### EXTRACTED MATERIAL
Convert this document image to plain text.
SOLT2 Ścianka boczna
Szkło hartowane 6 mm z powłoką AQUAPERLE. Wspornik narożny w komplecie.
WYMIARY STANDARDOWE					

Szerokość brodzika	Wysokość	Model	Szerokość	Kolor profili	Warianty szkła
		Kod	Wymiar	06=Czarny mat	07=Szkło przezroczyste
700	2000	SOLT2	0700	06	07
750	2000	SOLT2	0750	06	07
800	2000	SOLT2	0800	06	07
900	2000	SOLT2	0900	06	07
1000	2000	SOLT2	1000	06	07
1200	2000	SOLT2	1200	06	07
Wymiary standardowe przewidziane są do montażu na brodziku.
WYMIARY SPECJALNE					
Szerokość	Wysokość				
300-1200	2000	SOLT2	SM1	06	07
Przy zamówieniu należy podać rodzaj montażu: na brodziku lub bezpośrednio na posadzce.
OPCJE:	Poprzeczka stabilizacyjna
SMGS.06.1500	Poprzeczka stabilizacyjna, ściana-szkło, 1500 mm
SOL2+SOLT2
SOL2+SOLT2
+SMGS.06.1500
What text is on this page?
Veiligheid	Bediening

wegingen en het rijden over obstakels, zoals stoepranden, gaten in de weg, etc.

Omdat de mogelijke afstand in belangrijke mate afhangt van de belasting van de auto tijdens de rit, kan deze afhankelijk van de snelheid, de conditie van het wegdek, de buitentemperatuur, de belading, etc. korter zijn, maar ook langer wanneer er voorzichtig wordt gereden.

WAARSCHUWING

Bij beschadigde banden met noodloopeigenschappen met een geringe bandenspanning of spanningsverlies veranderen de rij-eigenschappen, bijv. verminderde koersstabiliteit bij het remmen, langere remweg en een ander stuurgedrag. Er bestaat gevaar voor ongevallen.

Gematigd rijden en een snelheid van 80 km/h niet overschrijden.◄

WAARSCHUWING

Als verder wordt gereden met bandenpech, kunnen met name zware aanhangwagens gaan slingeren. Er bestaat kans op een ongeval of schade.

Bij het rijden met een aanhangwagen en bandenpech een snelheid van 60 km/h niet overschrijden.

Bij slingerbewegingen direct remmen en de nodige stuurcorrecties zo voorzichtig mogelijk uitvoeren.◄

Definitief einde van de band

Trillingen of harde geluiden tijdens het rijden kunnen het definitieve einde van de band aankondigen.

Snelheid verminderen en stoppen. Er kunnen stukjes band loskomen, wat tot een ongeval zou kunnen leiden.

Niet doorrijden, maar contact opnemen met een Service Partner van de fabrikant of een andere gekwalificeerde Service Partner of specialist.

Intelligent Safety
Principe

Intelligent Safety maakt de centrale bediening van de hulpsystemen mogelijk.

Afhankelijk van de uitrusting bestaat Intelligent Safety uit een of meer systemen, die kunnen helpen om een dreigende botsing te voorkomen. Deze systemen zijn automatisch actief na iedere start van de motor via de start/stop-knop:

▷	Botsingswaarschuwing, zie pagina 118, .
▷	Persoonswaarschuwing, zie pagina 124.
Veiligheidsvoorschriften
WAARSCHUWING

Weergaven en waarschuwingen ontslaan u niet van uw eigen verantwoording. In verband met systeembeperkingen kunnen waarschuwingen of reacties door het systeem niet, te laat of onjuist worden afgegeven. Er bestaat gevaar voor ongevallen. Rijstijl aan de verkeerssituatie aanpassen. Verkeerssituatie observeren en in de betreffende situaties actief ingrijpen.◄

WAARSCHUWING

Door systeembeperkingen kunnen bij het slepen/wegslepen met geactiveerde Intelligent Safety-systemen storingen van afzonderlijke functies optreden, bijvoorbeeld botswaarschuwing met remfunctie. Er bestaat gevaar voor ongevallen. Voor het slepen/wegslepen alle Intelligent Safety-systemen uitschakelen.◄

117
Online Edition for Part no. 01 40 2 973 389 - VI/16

### TO DO
Using the entries above, please restate each one word for word.

### SOLVED PROBLEM
Convert this document image to plain text.
SOLT2 Ścianka boczna
Szkło hartowane 6 mm z powłoką AQUAPERLE. Wspornik narożny w komplecie.
WYMIARY STANDARDOWE					

Szerokość brodzika	Wysokość	Model	Szerokość	Kolor profili	Warianty szkła
		Kod	Wymiar	06=Czarny mat	07=Szkło przezroczyste
700	2000	SOLT2	0700	06	07
750	2000	SOLT2	0750	06	07
800	2000	SOLT2	0800	06	07
900	2000	SOLT2	0900	06	07
1000	2000	SOLT2	1000	06	07
1200	2000	SOLT2	1200	06	07
Wymiary standardowe przewidziane są do montażu na brodziku.
WYMIARY SPECJALNE					
Szerokość	Wysokość				
300-1200	2000	SOLT2	SM1	06	07
Przy zamówieniu należy podać rodzaj montażu: na brodziku lub bezpośrednio na posadzce.
OPCJE:	Poprzeczka stabilizacyjna
SMGS.06.1500	Poprzeczka stabilizacyjna, ściana-szkło, 1500 mm
SOL2+SOLT2
SOL2+SOLT2
+SMGS.06.1500
What text is on this page?
Veiligheid	Bediening

wegingen en het rijden over obstakels, zoals stoepranden, gaten in de weg, etc.

Omdat de mogelijke afstand in belangrijke mate afhangt van de belasting van de auto tijdens de rit, kan deze afhankelijk van de snelheid, de conditie van het wegdek, de buitentemperatuur, de belading, etc. korter zijn, maar ook langer wanneer er voorzichtig wordt gereden.

WAARSCHUWING

Bij beschadigde banden met noodloopeigenschappen met een geringe bandenspanning of spanningsverlies veranderen de rij-eigenschappen, bijv. verminderde koersstabiliteit bij het remmen, langere remweg en een ander stuurgedrag. Er bestaat gevaar voor ongevallen.

Gematigd rijden en een snelheid van 80 km/h niet overschrijden.◄

WAARSCHUWING

Als verder wordt gereden met bandenpech, kunnen met name zware aanhangwagens gaan slingeren. Er bestaat kans op een ongeval of schade.

Bij het rijden met een aanhangwagen en bandenpech een snelheid van 60 km/h niet overschrijden.

Bij slingerbewegingen direct remmen en de nodige stuurcorrecties zo voorzichtig mogelijk uitvoeren.◄

Definitief einde van de band

Trillingen of harde geluiden tijdens het rijden kunnen het definitieve einde van de band aankondigen.

Snelheid verminderen en stoppen. Er kunnen stukjes band loskomen, wat tot een ongeval zou kunnen leiden.

Niet doorrijden, maar contact opnemen met een Service Partner van de fabrikant of een andere gekwalificeerde Service Partner of specialist.

Intelligent Safety
Principe

Intelligent Safety maakt de centrale bediening van de hulpsystemen mogelijk.

Afhankelijk van de uitrusting bestaat Intelligent Safety uit een of meer systemen, die kunnen helpen om een dreigende botsing te voorkomen. Deze systemen zijn automatisch actief na iedere start van de motor via de start/stop-knop:

▷	Botsingswaarschuwing, zie pagina 118, .
▷	Persoonswaarschuwing, zie pagina 124.
Veiligheidsvoorschriften
WAARSCHUWING

Weergaven en waarschuwingen ontslaan u niet van uw eigen verantwoording. In verband met systeembeperkingen kunnen waarschuwingen of reacties door het systeem niet, te laat of onjuist worden afgegeven. Er bestaat gevaar voor ongevallen. Rijstijl aan de verkeerssituatie aanpassen. Verkeerssituatie observeren en in de betreffende situaties actief ingrijpen.◄

WAARSCHUWING

Door systeembeperkingen kunnen bij het slepen/wegslepen met geactiveerde Intelligent Safety-systemen storingen van afzonderlijke functies optreden, bijvoorbeeld botswaarschuwing met remfunctie. Er bestaat gevaar voor ongevallen. Voor het slepen/wegslepen alle Intelligent Safety-systemen uitschakelen.◄

117
Online Edition for Part no. 01 40 2 973 389 - VI/16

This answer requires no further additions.